** EXERCISE INSTRUCTIONS **
Extract all lines in the data that contain the word "JSON".

** WORKING DATA **

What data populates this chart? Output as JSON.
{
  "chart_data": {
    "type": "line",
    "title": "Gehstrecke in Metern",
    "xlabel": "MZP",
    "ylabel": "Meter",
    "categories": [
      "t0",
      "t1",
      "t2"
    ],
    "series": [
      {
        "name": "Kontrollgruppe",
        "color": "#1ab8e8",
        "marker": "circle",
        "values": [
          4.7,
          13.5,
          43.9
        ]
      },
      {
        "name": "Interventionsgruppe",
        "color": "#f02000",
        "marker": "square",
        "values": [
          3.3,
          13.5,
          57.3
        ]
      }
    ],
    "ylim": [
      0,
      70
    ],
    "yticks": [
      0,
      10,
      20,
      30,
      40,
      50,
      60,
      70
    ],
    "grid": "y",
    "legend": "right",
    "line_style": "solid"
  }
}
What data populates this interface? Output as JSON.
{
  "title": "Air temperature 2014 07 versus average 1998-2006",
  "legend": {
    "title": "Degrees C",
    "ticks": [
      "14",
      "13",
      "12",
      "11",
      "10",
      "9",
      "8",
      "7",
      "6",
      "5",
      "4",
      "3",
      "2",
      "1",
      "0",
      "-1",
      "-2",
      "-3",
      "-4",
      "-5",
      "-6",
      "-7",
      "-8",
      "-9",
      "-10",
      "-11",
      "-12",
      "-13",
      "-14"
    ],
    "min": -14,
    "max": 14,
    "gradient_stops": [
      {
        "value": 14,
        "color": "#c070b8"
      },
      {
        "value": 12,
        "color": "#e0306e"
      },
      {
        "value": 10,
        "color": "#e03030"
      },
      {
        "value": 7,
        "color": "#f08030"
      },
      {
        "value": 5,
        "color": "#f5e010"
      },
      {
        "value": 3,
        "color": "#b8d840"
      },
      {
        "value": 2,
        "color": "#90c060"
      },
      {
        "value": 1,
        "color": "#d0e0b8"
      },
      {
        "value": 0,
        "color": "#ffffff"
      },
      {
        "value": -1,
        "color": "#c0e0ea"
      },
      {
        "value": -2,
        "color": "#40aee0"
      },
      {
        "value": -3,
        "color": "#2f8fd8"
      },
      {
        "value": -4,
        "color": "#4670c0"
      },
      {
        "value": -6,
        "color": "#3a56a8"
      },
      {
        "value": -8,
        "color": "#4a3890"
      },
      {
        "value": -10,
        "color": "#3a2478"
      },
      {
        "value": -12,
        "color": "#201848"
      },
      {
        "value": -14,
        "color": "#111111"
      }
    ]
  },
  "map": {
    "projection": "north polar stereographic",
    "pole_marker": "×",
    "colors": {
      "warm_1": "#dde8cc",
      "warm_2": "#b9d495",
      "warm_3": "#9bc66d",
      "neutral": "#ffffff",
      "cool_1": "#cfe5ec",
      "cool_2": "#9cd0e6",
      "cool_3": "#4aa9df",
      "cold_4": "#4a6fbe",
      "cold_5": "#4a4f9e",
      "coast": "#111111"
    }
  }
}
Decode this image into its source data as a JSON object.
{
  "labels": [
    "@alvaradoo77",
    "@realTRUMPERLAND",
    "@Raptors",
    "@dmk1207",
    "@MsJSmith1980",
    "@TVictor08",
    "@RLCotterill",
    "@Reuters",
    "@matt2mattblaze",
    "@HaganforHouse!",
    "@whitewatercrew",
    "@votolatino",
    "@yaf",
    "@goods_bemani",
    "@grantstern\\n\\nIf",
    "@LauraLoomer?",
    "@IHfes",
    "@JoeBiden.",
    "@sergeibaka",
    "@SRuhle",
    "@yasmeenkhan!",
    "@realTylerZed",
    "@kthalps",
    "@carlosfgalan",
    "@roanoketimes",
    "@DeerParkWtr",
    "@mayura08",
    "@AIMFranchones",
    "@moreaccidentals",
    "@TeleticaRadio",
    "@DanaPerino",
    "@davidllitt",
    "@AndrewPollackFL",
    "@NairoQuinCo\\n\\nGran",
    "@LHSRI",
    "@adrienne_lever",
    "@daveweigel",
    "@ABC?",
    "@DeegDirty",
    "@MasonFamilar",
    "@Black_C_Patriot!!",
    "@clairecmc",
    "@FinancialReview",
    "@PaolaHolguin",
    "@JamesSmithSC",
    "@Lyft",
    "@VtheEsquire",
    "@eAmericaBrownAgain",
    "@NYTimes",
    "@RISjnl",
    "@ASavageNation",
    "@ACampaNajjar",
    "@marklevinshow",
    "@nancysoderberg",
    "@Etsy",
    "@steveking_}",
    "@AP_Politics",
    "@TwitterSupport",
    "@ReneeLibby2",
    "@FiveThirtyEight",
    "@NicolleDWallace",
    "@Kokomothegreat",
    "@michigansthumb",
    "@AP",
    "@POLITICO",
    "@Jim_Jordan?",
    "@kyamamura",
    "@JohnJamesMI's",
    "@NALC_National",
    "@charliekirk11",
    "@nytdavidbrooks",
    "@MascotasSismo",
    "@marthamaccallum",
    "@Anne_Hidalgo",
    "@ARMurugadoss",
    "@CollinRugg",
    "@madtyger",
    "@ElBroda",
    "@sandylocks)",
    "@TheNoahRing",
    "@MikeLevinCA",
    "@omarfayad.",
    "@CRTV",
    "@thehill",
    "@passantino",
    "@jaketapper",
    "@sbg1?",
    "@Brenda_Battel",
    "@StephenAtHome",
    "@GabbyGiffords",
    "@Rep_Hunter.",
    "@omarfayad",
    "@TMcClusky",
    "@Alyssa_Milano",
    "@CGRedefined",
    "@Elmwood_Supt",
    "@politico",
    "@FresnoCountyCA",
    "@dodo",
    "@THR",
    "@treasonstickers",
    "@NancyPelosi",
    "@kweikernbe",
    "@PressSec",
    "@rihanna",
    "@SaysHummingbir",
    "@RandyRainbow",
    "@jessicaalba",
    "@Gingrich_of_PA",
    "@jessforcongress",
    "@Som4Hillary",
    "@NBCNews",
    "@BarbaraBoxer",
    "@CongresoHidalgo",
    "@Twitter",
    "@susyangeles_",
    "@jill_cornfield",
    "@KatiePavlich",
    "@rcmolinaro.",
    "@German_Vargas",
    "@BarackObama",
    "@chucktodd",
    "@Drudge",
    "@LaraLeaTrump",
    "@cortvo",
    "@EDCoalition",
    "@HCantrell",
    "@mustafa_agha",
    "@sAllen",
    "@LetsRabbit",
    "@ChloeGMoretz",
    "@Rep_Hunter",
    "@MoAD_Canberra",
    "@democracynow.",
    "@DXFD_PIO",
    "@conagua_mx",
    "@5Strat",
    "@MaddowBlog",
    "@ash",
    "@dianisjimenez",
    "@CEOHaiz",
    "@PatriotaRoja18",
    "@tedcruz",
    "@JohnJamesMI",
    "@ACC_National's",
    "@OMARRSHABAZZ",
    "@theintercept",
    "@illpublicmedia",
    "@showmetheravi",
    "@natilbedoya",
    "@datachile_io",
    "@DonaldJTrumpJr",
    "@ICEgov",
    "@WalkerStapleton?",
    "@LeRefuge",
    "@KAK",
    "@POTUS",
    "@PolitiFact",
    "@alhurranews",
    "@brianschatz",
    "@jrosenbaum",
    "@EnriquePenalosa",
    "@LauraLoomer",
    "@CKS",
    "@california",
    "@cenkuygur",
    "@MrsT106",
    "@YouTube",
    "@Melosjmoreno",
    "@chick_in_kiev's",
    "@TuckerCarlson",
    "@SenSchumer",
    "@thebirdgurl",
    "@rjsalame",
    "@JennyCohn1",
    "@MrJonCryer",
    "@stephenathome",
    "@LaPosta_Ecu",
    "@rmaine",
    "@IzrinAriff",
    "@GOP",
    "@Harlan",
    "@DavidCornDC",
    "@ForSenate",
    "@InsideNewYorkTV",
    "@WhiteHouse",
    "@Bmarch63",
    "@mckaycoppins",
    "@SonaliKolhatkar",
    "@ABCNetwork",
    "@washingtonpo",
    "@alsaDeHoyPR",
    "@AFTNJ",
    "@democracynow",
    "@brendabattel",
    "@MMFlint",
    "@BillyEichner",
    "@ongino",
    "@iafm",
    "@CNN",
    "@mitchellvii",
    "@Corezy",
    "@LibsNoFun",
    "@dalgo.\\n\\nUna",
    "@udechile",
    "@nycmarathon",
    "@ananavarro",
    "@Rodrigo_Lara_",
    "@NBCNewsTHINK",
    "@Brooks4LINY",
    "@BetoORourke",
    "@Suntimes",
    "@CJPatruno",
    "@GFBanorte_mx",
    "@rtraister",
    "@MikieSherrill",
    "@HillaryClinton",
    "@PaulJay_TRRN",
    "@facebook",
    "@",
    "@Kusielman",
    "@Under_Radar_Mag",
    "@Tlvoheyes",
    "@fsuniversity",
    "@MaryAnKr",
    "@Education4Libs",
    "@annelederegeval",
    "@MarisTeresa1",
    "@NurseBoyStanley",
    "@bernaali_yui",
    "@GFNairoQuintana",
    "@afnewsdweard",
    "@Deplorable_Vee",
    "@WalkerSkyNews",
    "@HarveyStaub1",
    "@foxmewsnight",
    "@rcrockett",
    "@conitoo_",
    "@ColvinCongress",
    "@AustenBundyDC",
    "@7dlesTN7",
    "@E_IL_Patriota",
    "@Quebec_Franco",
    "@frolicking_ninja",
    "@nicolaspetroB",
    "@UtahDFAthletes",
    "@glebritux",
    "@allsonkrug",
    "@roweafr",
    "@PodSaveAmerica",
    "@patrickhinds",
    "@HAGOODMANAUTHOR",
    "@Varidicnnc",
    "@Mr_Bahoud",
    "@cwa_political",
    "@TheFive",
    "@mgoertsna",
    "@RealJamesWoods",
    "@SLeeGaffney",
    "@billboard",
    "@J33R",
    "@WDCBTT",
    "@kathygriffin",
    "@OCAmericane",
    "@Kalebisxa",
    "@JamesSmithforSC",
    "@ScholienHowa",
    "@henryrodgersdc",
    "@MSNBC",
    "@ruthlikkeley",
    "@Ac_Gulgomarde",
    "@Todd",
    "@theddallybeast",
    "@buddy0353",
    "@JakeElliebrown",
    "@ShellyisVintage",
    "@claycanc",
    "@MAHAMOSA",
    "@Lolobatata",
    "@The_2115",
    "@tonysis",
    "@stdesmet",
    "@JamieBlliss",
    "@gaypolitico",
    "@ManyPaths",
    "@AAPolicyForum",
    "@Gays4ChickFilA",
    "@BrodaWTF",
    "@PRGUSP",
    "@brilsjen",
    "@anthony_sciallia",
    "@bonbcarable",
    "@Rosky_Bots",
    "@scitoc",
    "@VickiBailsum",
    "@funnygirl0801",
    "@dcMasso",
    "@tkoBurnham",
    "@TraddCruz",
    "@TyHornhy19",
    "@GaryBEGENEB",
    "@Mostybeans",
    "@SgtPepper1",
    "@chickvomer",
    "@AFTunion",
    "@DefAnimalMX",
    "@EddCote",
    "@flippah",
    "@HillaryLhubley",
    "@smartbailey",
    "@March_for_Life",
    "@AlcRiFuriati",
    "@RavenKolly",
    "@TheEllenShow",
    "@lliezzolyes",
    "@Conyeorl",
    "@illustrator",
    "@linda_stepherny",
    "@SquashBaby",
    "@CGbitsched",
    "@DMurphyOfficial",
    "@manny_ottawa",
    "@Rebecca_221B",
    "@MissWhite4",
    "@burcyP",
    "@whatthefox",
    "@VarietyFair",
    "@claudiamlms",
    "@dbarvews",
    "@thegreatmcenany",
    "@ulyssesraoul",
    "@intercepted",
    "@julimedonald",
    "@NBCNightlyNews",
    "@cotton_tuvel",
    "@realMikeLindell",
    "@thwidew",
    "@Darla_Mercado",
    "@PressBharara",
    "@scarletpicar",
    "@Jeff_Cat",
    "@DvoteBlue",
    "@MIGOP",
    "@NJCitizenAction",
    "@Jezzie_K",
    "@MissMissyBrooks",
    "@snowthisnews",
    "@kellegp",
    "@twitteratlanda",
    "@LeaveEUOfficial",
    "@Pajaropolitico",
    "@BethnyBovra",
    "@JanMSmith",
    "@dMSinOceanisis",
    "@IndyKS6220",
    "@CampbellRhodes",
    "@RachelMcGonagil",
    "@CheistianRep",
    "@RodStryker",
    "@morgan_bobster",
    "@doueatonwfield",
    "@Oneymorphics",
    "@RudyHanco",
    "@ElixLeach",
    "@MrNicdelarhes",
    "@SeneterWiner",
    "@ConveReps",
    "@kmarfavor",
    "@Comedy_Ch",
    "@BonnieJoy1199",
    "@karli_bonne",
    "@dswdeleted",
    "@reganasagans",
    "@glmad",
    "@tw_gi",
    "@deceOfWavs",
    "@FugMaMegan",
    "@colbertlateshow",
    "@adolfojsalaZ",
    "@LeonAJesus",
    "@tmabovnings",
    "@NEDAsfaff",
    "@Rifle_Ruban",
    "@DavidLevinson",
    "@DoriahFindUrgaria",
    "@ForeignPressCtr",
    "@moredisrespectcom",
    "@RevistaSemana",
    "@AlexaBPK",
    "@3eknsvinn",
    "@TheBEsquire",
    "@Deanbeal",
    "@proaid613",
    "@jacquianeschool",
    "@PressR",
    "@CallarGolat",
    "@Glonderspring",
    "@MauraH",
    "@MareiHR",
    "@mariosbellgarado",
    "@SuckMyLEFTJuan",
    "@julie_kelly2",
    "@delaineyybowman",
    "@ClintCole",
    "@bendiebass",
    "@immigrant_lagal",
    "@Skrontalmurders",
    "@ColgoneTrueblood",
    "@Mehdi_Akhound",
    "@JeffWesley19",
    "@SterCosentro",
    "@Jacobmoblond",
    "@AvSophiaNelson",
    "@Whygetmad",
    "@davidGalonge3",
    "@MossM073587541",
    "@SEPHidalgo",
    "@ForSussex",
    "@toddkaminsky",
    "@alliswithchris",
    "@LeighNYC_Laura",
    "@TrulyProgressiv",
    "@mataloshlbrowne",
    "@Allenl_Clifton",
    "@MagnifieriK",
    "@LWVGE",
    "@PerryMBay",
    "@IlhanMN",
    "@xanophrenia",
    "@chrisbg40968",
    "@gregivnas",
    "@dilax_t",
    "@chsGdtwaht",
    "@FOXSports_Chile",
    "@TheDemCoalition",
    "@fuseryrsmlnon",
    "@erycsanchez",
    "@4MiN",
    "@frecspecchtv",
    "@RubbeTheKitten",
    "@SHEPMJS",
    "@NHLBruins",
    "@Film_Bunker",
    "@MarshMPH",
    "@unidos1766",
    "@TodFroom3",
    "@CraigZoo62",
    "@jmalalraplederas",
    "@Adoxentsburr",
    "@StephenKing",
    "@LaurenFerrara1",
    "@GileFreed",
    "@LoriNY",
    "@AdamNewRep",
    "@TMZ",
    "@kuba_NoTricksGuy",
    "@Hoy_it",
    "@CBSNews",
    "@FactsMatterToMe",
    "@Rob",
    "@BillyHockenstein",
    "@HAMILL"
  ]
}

** COMPLETE RESPONSE **
What data populates this chart? Output as JSON.
What data populates this interface? Output as JSON.
Decode this image into its source data as a JSON object.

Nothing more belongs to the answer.